▸ JOB: Restate the records that follow word for word; no pictures should appear.

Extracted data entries
==================================================

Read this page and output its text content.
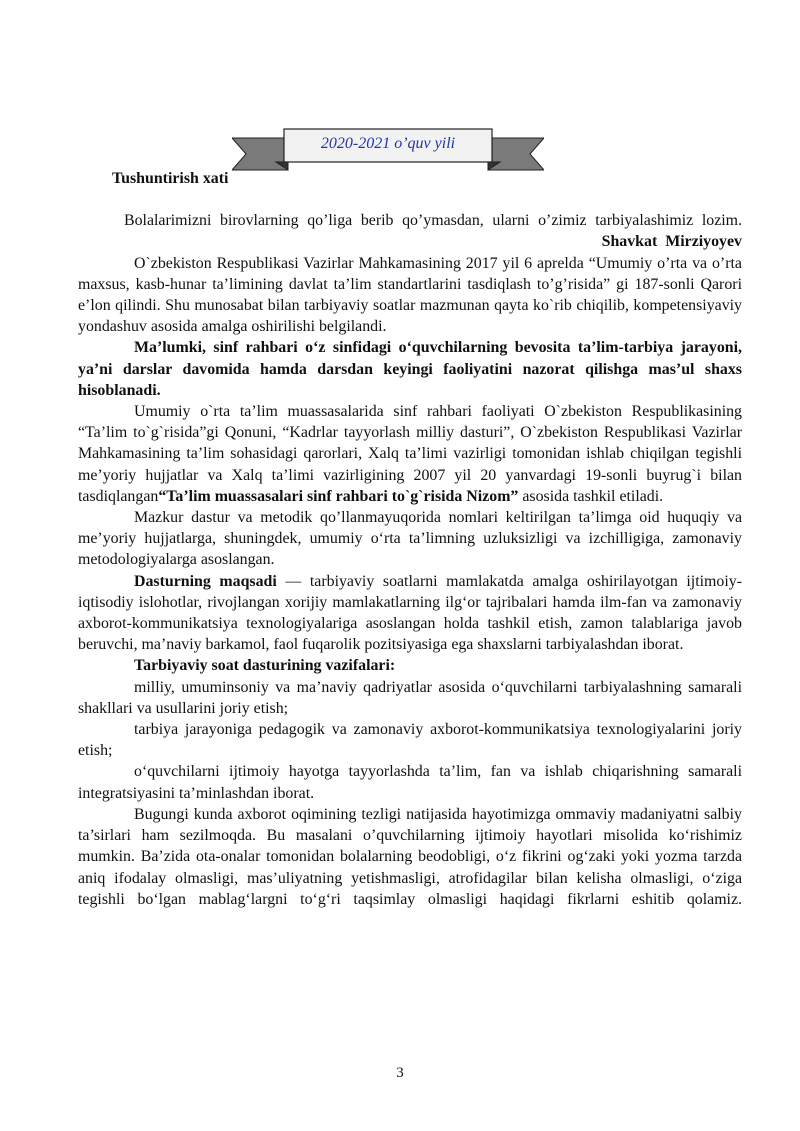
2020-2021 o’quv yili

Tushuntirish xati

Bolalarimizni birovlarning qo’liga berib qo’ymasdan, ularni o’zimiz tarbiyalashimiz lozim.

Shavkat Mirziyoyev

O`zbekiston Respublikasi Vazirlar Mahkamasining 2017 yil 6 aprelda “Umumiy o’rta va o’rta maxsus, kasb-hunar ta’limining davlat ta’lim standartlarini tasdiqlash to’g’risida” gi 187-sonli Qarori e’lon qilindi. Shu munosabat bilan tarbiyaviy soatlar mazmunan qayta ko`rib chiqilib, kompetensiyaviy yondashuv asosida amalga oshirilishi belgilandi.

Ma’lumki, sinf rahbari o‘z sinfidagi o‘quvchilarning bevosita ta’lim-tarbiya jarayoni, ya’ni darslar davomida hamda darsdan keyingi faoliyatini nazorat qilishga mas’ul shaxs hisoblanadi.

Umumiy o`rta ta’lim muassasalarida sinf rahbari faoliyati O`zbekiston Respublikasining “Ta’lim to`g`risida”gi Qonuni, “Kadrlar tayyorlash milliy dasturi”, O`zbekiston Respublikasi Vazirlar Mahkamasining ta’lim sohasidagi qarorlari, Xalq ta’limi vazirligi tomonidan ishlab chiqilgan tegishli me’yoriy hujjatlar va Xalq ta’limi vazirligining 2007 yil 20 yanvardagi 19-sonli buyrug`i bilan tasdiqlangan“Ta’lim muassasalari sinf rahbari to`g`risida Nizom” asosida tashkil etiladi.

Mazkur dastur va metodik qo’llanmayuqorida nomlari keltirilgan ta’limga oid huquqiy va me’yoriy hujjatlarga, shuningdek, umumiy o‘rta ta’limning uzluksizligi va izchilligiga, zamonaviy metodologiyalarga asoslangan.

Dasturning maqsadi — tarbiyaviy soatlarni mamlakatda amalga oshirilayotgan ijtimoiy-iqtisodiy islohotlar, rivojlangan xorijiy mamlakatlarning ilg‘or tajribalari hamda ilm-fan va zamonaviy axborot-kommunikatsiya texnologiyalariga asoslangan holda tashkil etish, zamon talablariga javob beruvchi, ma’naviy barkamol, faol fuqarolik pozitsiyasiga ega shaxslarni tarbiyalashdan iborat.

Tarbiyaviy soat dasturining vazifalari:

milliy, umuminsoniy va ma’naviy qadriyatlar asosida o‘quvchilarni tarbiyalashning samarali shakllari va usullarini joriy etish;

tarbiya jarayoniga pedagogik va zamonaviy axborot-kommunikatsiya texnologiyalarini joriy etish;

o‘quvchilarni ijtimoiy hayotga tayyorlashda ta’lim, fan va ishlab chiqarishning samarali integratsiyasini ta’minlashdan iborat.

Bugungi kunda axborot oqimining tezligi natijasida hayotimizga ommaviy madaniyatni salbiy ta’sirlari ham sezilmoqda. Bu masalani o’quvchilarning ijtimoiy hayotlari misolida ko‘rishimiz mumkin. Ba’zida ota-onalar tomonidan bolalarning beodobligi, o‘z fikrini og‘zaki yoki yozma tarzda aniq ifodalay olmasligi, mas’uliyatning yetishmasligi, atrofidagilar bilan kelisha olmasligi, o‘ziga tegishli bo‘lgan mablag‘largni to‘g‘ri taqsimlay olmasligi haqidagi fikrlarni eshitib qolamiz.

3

==================================================

▸ FULL RESPONSE:
Read this page and output its text content.
2020-2021 o’quv yili

Tushuntirish xati

Bolalarimizni birovlarning qo’liga berib qo’ymasdan, ularni o’zimiz tarbiyalashimiz lozim.

Shavkat Mirziyoyev

O`zbekiston Respublikasi Vazirlar Mahkamasining 2017 yil 6 aprelda “Umumiy o’rta va o’rta maxsus, kasb-hunar ta’limining davlat ta’lim standartlarini tasdiqlash to’g’risida” gi 187-sonli Qarori e’lon qilindi. Shu munosabat bilan tarbiyaviy soatlar mazmunan qayta ko`rib chiqilib, kompetensiyaviy yondashuv asosida amalga oshirilishi belgilandi.

Ma’lumki, sinf rahbari o‘z sinfidagi o‘quvchilarning bevosita ta’lim-tarbiya jarayoni, ya’ni darslar davomida hamda darsdan keyingi faoliyatini nazorat qilishga mas’ul shaxs hisoblanadi.

Umumiy o`rta ta’lim muassasalarida sinf rahbari faoliyati O`zbekiston Respublikasining “Ta’lim to`g`risida”gi Qonuni, “Kadrlar tayyorlash milliy dasturi”, O`zbekiston Respublikasi Vazirlar Mahkamasining ta’lim sohasidagi qarorlari, Xalq ta’limi vazirligi tomonidan ishlab chiqilgan tegishli me’yoriy hujjatlar va Xalq ta’limi vazirligining 2007 yil 20 yanvardagi 19-sonli buyrug`i bilan tasdiqlangan“Ta’lim muassasalari sinf rahbari to`g`risida Nizom” asosida tashkil etiladi.

Mazkur dastur va metodik qo’llanmayuqorida nomlari keltirilgan ta’limga oid huquqiy va me’yoriy hujjatlarga, shuningdek, umumiy o‘rta ta’limning uzluksizligi va izchilligiga, zamonaviy metodologiyalarga asoslangan.

Dasturning maqsadi — tarbiyaviy soatlarni mamlakatda amalga oshirilayotgan ijtimoiy-iqtisodiy islohotlar, rivojlangan xorijiy mamlakatlarning ilg‘or tajribalari hamda ilm-fan va zamonaviy axborot-kommunikatsiya texnologiyalariga asoslangan holda tashkil etish, zamon talablariga javob beruvchi, ma’naviy barkamol, faol fuqarolik pozitsiyasiga ega shaxslarni tarbiyalashdan iborat.

Tarbiyaviy soat dasturining vazifalari:

milliy, umuminsoniy va ma’naviy qadriyatlar asosida o‘quvchilarni tarbiyalashning samarali shakllari va usullarini joriy etish;

tarbiya jarayoniga pedagogik va zamonaviy axborot-kommunikatsiya texnologiyalarini joriy etish;

o‘quvchilarni ijtimoiy hayotga tayyorlashda ta’lim, fan va ishlab chiqarishning samarali integratsiyasini ta’minlashdan iborat.

Bugungi kunda axborot oqimining tezligi natijasida hayotimizga ommaviy madaniyatni salbiy ta’sirlari ham sezilmoqda. Bu masalani o’quvchilarning ijtimoiy hayotlari misolida ko‘rishimiz mumkin. Ba’zida ota-onalar tomonidan bolalarning beodobligi, o‘z fikrini og‘zaki yoki yozma tarzda aniq ifodalay olmasligi, mas’uliyatning yetishmasligi, atrofidagilar bilan kelisha olmasligi, o‘ziga tegishli bo‘lgan mablag‘largni to‘g‘ri taqsimlay olmasligi haqidagi fikrlarni eshitib qolamiz.

3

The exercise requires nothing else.